* Stated problem a
In the entries below, arrange the lines as a numbered list, starting at the line that contains "Detect and localize" and ending at the line that contains "height-key: height bbox=[546, 564, 589, 580]", with blank lines left out.

* Selected extract
_____
- Directed by: Bharath
- Written by: Bharath
- Produced by: Jayanna Bhogendra
- Starring: Manoranjan Ravichandran Shanvi Srivastava
- Cinematography: G. S. V. Seetharam
- Edited by: Deepu S. Kumar
- Music by: V. Harikrishna
- Production company: Jayanna Combines
- Release date: 25 August 2017;
- Country: India
- Language: Kannada
- Budget: 25 million.-->
- Box office: est.₹90 million

= Saheba (film) =

2017 film written and directed by Bharath

Saheba is a 2017 Indian Kannada-language romantic action film written and directed by Bharath. It features Manoranjan Ravichandran, son of actor-director V. Ravichandran, making his debut, along with Shanvi Srivastava. Bullet Prakash, Kuri Prathap and Lakshmi play the supporting roles. The score and soundtrack for the film is by V. Harikrishna and the cinematography is by G. S. V. Seetharam.
_____
* Information supplied
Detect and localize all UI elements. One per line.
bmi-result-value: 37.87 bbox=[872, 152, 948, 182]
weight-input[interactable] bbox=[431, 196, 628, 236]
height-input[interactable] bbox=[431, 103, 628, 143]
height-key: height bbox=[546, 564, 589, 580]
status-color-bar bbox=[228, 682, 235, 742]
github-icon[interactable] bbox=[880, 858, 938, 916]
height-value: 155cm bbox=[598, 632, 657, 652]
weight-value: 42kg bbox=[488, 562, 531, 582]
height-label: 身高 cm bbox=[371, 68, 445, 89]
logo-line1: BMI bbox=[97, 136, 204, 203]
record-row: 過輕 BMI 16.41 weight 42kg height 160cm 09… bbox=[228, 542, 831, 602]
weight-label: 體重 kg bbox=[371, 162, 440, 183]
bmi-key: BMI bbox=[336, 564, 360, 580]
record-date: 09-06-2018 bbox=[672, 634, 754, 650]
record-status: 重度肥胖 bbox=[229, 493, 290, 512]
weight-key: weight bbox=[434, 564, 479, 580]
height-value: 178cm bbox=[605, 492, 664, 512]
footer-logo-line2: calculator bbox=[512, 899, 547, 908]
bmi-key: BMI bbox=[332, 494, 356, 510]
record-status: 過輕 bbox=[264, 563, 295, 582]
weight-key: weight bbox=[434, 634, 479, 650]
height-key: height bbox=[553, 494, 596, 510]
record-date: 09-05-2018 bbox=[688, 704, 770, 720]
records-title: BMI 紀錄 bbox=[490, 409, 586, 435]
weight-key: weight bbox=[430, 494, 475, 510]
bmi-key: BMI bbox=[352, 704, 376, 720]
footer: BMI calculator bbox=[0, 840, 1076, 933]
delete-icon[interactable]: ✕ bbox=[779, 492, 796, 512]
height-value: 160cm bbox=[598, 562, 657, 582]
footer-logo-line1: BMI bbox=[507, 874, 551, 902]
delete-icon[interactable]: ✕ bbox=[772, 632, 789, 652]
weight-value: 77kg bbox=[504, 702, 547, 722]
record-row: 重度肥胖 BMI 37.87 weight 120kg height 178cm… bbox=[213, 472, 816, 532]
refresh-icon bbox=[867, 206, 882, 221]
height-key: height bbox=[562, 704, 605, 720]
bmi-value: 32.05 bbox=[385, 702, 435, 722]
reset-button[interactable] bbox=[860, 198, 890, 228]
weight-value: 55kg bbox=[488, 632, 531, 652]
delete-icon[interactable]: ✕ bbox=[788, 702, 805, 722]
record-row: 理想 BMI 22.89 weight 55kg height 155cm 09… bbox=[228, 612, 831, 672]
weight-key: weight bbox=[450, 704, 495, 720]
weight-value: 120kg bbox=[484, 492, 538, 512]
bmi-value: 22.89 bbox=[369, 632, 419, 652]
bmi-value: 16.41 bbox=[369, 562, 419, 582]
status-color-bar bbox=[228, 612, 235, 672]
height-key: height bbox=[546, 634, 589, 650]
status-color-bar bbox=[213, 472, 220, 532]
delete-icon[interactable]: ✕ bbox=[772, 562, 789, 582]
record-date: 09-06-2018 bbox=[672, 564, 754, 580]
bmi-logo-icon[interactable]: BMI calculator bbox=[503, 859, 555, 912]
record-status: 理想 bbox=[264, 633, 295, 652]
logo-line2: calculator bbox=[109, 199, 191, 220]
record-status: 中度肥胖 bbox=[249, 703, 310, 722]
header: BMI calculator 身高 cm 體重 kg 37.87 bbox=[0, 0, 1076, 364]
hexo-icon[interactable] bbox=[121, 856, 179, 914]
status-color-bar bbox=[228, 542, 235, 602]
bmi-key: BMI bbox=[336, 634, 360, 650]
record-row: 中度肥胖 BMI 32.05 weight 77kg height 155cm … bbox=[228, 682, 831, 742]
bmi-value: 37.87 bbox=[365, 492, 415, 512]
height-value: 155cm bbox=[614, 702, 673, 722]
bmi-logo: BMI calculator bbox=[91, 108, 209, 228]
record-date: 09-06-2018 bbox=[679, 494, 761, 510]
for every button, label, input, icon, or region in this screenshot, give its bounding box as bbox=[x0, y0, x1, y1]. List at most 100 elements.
_____
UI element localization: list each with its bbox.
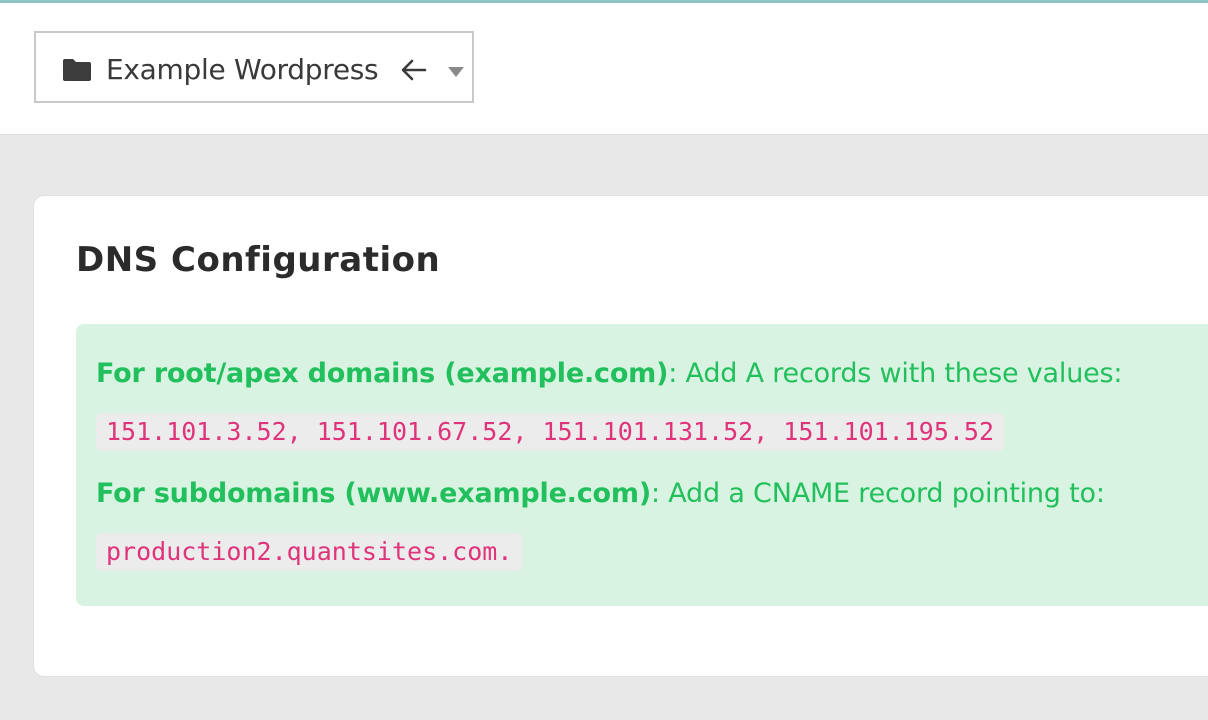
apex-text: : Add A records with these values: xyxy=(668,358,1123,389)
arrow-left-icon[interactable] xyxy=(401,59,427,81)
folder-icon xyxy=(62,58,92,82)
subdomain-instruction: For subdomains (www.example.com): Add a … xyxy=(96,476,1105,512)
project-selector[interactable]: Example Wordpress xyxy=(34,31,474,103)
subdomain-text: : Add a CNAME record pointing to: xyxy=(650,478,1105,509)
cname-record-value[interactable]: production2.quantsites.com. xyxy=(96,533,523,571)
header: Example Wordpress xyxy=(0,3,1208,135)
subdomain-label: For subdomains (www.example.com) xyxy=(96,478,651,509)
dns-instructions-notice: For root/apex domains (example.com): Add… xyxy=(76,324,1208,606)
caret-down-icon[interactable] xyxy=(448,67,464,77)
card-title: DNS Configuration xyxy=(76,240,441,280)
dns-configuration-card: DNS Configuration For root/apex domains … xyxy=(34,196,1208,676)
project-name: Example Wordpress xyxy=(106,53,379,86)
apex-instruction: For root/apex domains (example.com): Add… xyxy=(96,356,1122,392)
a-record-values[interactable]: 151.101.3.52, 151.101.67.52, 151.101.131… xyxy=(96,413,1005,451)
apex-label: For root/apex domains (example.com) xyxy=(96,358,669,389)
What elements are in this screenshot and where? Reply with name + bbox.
_____
* Stated problem b
Answer these questions from the text on the film Saheba:
(i) Who produced the film?
(ii) Whose son is Manoranjan Ravichandran?
(iii) In what language was the film made?

* Correct response a
1. Detect and localize all UI elements. One per line.
2. bmi-result-value: 37.87 bbox=[872, 152, 948, 182]
3. weight-input[interactable] bbox=[431, 196, 628, 236]
4. height-input[interactable] bbox=[431, 103, 628, 143]
5. height-key: height bbox=[546, 564, 589, 580]

* Correct response b
(i) Jayanna Bhogendra
(ii) Actor-director V. Ravichandran
(iii) Kannada